MATERIAL FOR THIS TASK
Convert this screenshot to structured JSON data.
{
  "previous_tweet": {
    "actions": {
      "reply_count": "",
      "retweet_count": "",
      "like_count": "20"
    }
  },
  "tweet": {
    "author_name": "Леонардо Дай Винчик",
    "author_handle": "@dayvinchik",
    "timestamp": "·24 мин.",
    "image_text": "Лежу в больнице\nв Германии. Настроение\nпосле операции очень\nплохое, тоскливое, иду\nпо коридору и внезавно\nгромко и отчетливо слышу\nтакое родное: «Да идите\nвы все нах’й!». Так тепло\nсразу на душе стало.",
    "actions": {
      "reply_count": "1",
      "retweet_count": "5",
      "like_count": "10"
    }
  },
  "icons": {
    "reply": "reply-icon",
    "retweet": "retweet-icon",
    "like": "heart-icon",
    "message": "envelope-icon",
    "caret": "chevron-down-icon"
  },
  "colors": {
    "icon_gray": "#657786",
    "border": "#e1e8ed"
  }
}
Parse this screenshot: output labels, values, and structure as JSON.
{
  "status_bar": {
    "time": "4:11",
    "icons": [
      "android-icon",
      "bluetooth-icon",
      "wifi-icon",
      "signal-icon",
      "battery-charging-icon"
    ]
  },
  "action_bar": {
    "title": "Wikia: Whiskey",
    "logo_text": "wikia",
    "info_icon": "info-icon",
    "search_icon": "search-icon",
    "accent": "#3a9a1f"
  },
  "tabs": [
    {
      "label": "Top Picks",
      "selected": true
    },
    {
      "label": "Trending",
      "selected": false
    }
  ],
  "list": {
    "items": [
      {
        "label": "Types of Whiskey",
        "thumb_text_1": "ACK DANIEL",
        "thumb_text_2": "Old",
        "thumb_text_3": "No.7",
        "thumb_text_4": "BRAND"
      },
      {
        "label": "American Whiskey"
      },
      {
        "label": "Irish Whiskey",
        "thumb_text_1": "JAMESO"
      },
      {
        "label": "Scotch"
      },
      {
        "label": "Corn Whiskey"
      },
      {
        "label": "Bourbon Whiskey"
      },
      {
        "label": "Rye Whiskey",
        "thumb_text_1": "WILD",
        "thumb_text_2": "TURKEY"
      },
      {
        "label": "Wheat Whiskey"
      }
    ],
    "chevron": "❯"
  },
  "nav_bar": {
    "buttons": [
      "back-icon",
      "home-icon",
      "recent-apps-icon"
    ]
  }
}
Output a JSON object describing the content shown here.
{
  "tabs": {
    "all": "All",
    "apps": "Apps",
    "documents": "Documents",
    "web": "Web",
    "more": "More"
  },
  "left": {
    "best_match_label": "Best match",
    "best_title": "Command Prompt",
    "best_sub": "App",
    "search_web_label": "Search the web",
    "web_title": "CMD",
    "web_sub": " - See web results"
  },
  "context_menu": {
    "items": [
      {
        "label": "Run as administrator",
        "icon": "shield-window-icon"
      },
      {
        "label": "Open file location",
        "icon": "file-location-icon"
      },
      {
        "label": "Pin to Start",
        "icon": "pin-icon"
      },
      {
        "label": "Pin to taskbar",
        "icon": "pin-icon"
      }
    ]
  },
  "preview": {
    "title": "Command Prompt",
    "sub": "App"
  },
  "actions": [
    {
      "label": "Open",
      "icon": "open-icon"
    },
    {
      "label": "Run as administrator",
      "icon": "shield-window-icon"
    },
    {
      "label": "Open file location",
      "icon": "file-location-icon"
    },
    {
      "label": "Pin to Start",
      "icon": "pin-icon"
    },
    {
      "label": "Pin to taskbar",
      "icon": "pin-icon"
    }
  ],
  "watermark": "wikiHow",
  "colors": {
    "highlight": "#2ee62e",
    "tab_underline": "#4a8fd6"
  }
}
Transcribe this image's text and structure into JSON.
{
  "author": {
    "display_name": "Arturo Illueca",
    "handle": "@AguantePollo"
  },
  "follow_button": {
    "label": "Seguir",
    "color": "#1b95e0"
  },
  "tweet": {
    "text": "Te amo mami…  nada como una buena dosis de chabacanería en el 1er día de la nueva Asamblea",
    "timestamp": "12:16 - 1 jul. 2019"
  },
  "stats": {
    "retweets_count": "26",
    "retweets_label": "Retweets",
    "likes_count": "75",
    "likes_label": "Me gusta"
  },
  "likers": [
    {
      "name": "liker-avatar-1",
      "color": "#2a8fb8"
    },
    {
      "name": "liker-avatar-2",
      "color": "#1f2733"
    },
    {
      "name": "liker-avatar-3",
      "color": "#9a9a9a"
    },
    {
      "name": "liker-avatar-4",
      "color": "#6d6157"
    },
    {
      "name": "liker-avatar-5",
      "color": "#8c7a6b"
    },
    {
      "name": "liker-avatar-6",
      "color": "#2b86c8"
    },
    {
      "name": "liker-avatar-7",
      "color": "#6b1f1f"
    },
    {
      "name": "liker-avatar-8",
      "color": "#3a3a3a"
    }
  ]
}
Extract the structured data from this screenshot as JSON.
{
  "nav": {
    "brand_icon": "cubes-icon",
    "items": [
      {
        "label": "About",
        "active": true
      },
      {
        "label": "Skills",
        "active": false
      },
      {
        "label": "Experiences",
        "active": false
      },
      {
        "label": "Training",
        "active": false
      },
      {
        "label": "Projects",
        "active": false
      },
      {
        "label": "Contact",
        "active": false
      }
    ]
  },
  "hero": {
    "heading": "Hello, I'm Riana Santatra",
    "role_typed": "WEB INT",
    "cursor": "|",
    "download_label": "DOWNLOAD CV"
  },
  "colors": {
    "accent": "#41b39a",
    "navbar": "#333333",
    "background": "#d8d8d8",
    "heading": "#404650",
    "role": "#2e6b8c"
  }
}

INSTRUCTIONS FOR THE TASK
Lines holding the word "heading" in the entries above are the ones to pull out. Copy them all.

RESULT FOR THIS EXERCISE
    "heading": "Hello, I'm Riana Santatra",
    "heading": "#404650",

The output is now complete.